| Written task |
List each line of the data that holds the string "sendResult", please.

--- BEGIN ---

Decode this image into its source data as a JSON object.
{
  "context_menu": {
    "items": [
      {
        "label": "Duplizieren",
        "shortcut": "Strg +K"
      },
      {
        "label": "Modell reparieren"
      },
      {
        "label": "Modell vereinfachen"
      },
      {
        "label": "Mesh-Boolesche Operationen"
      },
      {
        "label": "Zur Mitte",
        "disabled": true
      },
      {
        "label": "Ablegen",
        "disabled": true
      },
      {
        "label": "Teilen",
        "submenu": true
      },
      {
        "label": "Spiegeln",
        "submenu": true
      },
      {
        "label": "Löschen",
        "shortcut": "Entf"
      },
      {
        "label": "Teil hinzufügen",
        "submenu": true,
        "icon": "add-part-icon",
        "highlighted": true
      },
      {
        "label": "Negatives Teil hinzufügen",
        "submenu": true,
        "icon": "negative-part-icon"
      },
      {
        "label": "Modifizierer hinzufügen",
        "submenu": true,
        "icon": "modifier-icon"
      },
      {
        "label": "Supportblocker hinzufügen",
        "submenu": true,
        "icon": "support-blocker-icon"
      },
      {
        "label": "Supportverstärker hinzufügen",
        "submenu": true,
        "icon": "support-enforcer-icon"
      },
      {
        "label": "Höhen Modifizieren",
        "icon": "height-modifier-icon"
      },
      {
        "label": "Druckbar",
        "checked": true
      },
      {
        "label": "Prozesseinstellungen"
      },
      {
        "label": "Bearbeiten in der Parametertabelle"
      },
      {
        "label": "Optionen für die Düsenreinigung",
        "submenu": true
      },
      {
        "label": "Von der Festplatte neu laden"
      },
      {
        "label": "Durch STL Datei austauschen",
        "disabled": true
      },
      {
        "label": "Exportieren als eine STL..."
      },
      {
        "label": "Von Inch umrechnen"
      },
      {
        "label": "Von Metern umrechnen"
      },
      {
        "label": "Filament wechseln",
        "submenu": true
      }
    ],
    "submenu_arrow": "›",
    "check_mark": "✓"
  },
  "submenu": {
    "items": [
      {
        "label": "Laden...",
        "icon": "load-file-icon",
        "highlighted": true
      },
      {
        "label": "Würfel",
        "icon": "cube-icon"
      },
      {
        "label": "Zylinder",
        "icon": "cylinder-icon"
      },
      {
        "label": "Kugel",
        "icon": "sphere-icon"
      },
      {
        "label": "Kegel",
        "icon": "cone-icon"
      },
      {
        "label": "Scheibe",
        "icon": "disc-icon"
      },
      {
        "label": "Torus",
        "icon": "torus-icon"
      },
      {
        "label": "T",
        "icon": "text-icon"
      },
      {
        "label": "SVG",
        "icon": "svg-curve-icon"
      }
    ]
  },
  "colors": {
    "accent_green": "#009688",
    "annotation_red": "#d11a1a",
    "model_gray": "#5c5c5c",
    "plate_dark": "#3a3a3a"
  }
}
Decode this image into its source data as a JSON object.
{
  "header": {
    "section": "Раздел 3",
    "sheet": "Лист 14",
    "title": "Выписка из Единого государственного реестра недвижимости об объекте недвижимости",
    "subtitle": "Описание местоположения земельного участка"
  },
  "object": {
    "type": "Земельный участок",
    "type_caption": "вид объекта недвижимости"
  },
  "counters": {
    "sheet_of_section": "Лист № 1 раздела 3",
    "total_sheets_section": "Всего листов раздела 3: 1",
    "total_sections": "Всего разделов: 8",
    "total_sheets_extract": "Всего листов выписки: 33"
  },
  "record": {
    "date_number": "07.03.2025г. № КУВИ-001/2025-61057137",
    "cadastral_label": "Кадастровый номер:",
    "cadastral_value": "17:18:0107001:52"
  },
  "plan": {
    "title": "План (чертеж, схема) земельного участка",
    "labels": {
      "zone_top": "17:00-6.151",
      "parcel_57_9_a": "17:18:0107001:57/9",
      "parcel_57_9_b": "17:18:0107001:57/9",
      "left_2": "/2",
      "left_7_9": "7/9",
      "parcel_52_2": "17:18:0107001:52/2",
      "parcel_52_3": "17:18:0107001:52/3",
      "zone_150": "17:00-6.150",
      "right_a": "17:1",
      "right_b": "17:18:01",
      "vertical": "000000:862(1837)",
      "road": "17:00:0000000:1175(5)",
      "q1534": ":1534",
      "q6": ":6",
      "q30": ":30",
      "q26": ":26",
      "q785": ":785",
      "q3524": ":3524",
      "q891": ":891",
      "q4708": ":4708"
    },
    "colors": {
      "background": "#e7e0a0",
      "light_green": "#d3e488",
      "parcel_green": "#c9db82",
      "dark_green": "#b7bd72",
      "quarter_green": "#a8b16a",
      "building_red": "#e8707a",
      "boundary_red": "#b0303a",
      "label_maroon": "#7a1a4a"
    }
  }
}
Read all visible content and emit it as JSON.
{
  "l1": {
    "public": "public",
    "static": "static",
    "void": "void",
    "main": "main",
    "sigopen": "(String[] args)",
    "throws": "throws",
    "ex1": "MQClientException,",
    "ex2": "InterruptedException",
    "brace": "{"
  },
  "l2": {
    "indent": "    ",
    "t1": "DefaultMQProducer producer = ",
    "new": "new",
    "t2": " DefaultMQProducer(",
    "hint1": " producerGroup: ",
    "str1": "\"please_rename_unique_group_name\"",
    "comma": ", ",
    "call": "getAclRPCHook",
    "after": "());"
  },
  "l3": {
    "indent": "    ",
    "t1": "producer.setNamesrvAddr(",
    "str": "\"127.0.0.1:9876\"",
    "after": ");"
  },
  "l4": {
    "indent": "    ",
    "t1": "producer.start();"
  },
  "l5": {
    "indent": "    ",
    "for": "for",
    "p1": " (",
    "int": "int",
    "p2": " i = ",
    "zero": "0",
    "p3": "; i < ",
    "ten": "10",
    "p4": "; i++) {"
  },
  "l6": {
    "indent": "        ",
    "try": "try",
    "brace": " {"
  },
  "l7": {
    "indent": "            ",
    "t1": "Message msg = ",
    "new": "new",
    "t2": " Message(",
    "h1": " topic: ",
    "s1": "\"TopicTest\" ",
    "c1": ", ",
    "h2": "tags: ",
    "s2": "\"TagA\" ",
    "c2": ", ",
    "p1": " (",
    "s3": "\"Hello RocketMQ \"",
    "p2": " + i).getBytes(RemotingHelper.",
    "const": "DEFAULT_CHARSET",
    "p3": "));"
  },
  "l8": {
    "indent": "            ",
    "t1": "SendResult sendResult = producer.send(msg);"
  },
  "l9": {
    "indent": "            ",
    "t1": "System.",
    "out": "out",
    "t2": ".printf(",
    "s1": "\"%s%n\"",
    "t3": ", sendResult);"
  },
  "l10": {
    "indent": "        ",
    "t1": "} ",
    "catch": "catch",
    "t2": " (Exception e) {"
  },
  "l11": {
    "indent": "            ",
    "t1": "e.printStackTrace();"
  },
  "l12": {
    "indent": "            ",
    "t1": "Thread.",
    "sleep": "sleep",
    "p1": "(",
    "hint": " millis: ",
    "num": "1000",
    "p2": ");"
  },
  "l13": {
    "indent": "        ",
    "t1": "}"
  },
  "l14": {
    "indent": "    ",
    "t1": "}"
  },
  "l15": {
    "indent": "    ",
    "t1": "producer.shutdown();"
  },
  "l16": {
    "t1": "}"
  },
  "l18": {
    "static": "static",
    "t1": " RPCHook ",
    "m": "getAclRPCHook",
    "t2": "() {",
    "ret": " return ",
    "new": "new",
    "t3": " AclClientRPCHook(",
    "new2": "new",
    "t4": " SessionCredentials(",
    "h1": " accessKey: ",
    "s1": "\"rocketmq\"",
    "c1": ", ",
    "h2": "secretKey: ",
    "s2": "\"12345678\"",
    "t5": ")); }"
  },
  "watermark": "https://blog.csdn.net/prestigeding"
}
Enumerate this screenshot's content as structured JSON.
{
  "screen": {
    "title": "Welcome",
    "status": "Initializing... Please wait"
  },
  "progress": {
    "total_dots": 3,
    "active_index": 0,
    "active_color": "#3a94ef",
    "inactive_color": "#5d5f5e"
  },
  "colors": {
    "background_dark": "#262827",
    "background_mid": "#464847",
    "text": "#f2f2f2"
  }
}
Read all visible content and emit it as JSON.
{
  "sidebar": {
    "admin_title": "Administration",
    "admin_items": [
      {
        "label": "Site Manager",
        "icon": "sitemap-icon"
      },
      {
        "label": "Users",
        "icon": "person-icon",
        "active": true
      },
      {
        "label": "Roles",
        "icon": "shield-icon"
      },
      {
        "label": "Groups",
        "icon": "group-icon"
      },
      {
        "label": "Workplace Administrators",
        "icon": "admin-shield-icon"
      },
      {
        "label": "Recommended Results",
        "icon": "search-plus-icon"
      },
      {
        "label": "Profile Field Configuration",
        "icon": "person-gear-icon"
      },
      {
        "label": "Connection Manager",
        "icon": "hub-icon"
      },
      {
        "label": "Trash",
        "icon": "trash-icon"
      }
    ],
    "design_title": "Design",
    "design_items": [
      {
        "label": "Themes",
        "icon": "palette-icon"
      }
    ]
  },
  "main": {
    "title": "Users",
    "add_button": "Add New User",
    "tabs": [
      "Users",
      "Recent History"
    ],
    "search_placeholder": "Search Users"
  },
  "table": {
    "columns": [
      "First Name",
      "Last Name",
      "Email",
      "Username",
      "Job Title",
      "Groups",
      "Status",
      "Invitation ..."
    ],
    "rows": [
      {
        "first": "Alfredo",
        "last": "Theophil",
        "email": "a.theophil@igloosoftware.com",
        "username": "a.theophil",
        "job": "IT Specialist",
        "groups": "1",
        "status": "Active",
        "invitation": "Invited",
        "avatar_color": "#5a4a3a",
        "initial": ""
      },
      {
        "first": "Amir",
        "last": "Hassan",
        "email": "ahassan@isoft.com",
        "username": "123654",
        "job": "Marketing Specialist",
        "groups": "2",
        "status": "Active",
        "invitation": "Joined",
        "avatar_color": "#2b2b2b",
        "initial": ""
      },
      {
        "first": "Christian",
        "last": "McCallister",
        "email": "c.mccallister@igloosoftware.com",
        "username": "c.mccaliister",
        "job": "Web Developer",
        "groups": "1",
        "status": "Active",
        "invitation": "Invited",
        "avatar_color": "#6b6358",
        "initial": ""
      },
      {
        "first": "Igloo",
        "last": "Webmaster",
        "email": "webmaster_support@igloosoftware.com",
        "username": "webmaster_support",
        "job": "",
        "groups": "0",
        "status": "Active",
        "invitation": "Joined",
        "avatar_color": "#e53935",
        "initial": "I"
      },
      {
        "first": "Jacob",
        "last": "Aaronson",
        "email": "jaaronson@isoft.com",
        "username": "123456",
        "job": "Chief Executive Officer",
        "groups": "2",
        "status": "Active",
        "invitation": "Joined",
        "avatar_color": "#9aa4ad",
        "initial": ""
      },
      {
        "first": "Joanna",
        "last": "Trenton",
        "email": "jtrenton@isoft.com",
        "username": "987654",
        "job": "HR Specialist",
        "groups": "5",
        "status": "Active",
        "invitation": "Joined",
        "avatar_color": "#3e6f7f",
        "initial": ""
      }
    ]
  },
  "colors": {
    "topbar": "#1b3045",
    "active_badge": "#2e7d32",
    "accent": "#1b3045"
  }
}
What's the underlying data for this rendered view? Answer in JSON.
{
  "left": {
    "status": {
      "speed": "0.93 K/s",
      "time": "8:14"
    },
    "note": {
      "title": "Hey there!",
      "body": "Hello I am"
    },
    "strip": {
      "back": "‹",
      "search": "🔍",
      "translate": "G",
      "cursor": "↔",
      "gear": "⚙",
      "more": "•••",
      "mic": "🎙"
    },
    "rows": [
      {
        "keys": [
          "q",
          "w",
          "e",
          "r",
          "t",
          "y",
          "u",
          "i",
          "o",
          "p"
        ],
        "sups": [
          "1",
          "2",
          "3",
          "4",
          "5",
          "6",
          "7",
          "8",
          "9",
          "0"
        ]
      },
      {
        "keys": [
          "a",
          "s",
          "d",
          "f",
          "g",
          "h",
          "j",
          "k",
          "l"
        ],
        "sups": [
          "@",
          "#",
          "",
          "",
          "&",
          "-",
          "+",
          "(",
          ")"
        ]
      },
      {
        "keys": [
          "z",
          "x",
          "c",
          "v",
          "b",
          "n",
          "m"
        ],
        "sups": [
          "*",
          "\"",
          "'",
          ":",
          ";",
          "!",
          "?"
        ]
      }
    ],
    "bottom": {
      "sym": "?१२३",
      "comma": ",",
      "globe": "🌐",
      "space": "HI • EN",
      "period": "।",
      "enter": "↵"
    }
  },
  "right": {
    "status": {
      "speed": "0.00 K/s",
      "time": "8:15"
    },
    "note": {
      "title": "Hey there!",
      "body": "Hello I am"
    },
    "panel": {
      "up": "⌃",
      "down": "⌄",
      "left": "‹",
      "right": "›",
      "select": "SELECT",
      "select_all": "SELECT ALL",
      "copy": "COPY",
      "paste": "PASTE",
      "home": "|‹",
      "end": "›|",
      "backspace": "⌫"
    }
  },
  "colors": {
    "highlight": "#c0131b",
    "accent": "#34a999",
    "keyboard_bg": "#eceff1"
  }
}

--- END ---

| Output for this exercise |
    "t1": "SendResult sendResult = producer.send(msg);"
    "t3": ", sendResult);"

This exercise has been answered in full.